SHORT PROBLEM: Transcribe all the entries word for word, but omit the images.
----------------
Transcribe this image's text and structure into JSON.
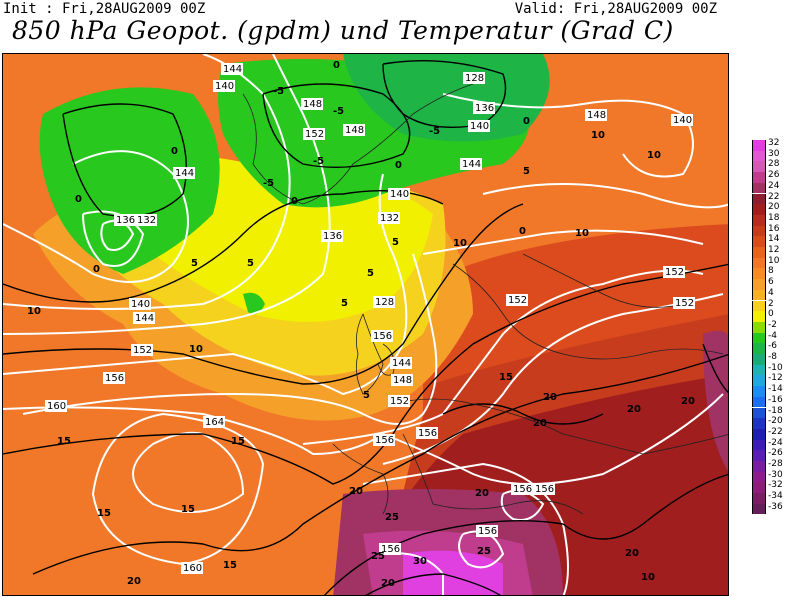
{
  "header": {
    "init": "Init : Fri,28AUG2009 00Z",
    "valid": "Valid: Fri,28AUG2009 00Z",
    "title": "850 hPa Geopot. (gpdm) und Temperatur (Grad C)"
  },
  "colorbar": {
    "ticks": [
      "32",
      "30",
      "28",
      "26",
      "24",
      "22",
      "20",
      "18",
      "16",
      "14",
      "12",
      "10",
      "8",
      "6",
      "4",
      "2",
      "0",
      "-2",
      "-4",
      "-6",
      "-8",
      "-10",
      "-12",
      "-14",
      "-16",
      "-18",
      "-20",
      "-22",
      "-24",
      "-26",
      "-28",
      "-30",
      "-32",
      "-34",
      "-36"
    ],
    "colors": [
      "#e040e0",
      "#e05ad2",
      "#d25ab4",
      "#c03c8c",
      "#a03264",
      "#8c1e32",
      "#a01e1e",
      "#b42d1e",
      "#c83c1e",
      "#dc4b1e",
      "#e6641e",
      "#f07828",
      "#f58c28",
      "#f5a028",
      "#f5b41e",
      "#f5d21e",
      "#f0f000",
      "#8cdc00",
      "#28c81e",
      "#1eb446",
      "#1eaa78",
      "#1eb4b4",
      "#1eaadc",
      "#1e8cf0",
      "#1e6ef0",
      "#1e50dc",
      "#1e32c8",
      "#1e1eb4",
      "#3c1eb4",
      "#5a1eb4",
      "#781ea0",
      "#8c1e8c",
      "#8c1e78",
      "#781e64",
      "#641e5a"
    ]
  },
  "map": {
    "geopotential_labels": [
      "144",
      "140",
      "128",
      "136",
      "148",
      "152",
      "148",
      "140",
      "144",
      "132",
      "136",
      "132",
      "140",
      "144",
      "128",
      "156",
      "144",
      "148",
      "152",
      "148",
      "152",
      "152",
      "152",
      "140",
      "136",
      "156",
      "160",
      "164",
      "156",
      "156",
      "156",
      "156",
      "156",
      "156",
      "152",
      "160",
      "140",
      "144"
    ],
    "temperature_labels": [
      "0",
      "-5",
      "-5",
      "-5",
      "-5",
      "0",
      "5",
      "10",
      "5",
      "0",
      "10",
      "10",
      "10",
      "15",
      "10",
      "10",
      "15",
      "20",
      "20",
      "20",
      "20",
      "20",
      "20",
      "15",
      "15",
      "15",
      "15",
      "20",
      "20",
      "25",
      "25",
      "30",
      "25",
      "20",
      "10",
      "5",
      "0",
      "5",
      "-5",
      "0",
      "0",
      "0",
      "0",
      "5",
      "5",
      "5"
    ]
  }
}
----------------
COMPLETE OUTPUT:
Transcribe this image's text and structure into JSON.
{
  "header": {
    "init": "Init : Fri,28AUG2009 00Z",
    "valid": "Valid: Fri,28AUG2009 00Z",
    "title": "850 hPa Geopot. (gpdm) und Temperatur (Grad C)"
  },
  "colorbar": {
    "ticks": [
      "32",
      "30",
      "28",
      "26",
      "24",
      "22",
      "20",
      "18",
      "16",
      "14",
      "12",
      "10",
      "8",
      "6",
      "4",
      "2",
      "0",
      "-2",
      "-4",
      "-6",
      "-8",
      "-10",
      "-12",
      "-14",
      "-16",
      "-18",
      "-20",
      "-22",
      "-24",
      "-26",
      "-28",
      "-30",
      "-32",
      "-34",
      "-36"
    ],
    "colors": [
      "#e040e0",
      "#e05ad2",
      "#d25ab4",
      "#c03c8c",
      "#a03264",
      "#8c1e32",
      "#a01e1e",
      "#b42d1e",
      "#c83c1e",
      "#dc4b1e",
      "#e6641e",
      "#f07828",
      "#f58c28",
      "#f5a028",
      "#f5b41e",
      "#f5d21e",
      "#f0f000",
      "#8cdc00",
      "#28c81e",
      "#1eb446",
      "#1eaa78",
      "#1eb4b4",
      "#1eaadc",
      "#1e8cf0",
      "#1e6ef0",
      "#1e50dc",
      "#1e32c8",
      "#1e1eb4",
      "#3c1eb4",
      "#5a1eb4",
      "#781ea0",
      "#8c1e8c",
      "#8c1e78",
      "#781e64",
      "#641e5a"
    ]
  },
  "map": {
    "geopotential_labels": [
      "144",
      "140",
      "128",
      "136",
      "148",
      "152",
      "148",
      "140",
      "144",
      "132",
      "136",
      "132",
      "140",
      "144",
      "128",
      "156",
      "144",
      "148",
      "152",
      "148",
      "152",
      "152",
      "152",
      "140",
      "136",
      "156",
      "160",
      "164",
      "156",
      "156",
      "156",
      "156",
      "156",
      "156",
      "152",
      "160",
      "140",
      "144"
    ],
    "temperature_labels": [
      "0",
      "-5",
      "-5",
      "-5",
      "-5",
      "0",
      "5",
      "10",
      "5",
      "0",
      "10",
      "10",
      "10",
      "15",
      "10",
      "10",
      "15",
      "20",
      "20",
      "20",
      "20",
      "20",
      "20",
      "15",
      "15",
      "15",
      "15",
      "20",
      "20",
      "25",
      "25",
      "30",
      "25",
      "20",
      "10",
      "5",
      "0",
      "5",
      "-5",
      "0",
      "0",
      "0",
      "0",
      "5",
      "5",
      "5"
    ]
  }
}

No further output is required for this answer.